━━━━━ Stored rows

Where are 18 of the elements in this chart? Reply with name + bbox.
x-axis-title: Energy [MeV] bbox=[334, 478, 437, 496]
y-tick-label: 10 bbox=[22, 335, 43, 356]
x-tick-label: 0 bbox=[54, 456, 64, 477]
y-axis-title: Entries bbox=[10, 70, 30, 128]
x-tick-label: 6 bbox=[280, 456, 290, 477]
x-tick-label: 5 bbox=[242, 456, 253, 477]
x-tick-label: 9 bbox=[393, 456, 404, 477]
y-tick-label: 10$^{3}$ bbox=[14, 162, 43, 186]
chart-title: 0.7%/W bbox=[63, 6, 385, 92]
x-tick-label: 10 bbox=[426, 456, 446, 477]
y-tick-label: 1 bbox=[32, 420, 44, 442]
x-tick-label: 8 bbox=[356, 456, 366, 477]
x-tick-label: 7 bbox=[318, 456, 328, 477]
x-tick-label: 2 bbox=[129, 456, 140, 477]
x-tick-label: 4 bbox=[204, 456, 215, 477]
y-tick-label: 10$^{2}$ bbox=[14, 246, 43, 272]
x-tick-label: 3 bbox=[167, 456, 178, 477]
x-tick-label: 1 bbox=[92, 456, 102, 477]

━━━━━━━━━━
━━━━━ Stored rows

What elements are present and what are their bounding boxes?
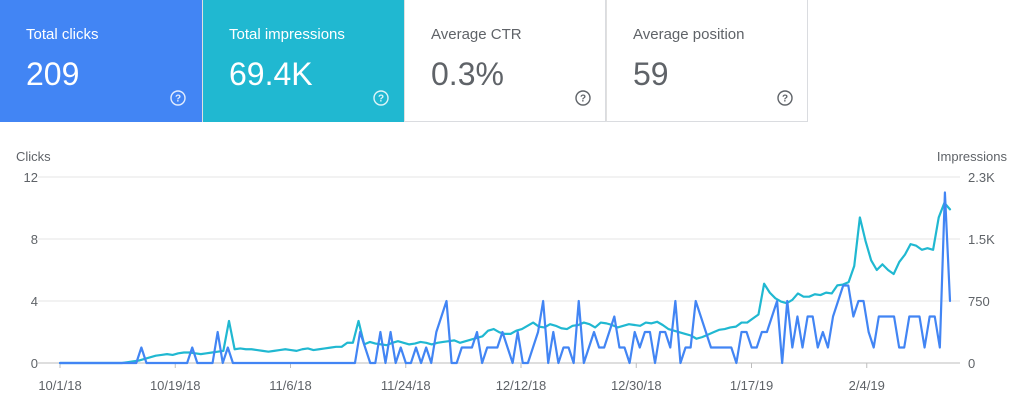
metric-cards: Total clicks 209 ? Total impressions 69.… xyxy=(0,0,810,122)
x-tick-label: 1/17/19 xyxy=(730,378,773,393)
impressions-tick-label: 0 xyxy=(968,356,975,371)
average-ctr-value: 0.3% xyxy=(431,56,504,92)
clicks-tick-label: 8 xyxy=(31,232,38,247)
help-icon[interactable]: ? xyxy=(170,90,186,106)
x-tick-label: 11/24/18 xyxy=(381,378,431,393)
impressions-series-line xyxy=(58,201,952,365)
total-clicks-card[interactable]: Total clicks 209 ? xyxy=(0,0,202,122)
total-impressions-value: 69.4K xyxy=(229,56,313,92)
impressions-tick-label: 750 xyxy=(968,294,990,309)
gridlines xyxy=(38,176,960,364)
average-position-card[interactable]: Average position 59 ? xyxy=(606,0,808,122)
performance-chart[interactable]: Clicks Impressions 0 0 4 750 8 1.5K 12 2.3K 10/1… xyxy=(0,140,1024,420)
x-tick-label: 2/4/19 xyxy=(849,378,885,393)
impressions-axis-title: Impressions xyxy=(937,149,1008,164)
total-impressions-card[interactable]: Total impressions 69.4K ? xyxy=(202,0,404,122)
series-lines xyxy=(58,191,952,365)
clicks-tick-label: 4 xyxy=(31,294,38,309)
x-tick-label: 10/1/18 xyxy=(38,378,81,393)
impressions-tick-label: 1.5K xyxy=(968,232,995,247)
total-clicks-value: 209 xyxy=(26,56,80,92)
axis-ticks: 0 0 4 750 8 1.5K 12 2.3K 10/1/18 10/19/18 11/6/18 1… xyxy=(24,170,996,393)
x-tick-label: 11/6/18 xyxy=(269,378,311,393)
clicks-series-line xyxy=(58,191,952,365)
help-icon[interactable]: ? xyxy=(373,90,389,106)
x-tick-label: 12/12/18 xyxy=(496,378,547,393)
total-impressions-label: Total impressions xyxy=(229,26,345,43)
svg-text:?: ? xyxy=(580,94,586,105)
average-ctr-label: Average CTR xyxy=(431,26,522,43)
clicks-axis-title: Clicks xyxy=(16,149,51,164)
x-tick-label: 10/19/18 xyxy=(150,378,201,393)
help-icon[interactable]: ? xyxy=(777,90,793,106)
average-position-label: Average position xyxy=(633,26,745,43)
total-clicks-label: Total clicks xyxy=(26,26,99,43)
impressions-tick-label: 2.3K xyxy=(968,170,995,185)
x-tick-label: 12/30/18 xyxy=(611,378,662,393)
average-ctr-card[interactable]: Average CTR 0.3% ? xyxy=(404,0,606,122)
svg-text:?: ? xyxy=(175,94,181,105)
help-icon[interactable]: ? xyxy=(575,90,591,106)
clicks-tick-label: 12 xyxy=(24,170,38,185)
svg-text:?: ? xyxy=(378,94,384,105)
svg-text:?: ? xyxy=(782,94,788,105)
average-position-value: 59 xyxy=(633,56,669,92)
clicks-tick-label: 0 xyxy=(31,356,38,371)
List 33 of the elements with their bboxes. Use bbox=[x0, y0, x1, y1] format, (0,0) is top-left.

━━━━━━━━━━

■ Problem description
Copy the items word for word, starting with the line that contains "metric-cards: Total clicks" and going on through the line that contains "total-impressions-value: 69.4K xyxy=(229,56,313,92)".

■ Task response
metric-cards: Total clicks 209 ? Total impressions 69.… xyxy=(0,0,810,122)
x-tick-label: 1/17/19 xyxy=(730,378,773,393)
impressions-tick-label: 0 xyxy=(968,356,975,371)
average-ctr-value: 0.3% xyxy=(431,56,504,92)
clicks-tick-label: 8 xyxy=(31,232,38,247)
help-icon[interactable]: ? xyxy=(170,90,186,106)
x-tick-label: 11/24/18 xyxy=(381,378,431,393)
impressions-series-line xyxy=(58,201,952,365)
total-clicks-card[interactable]: Total clicks 209 ? xyxy=(0,0,202,122)
total-impressions-value: 69.4K xyxy=(229,56,313,92)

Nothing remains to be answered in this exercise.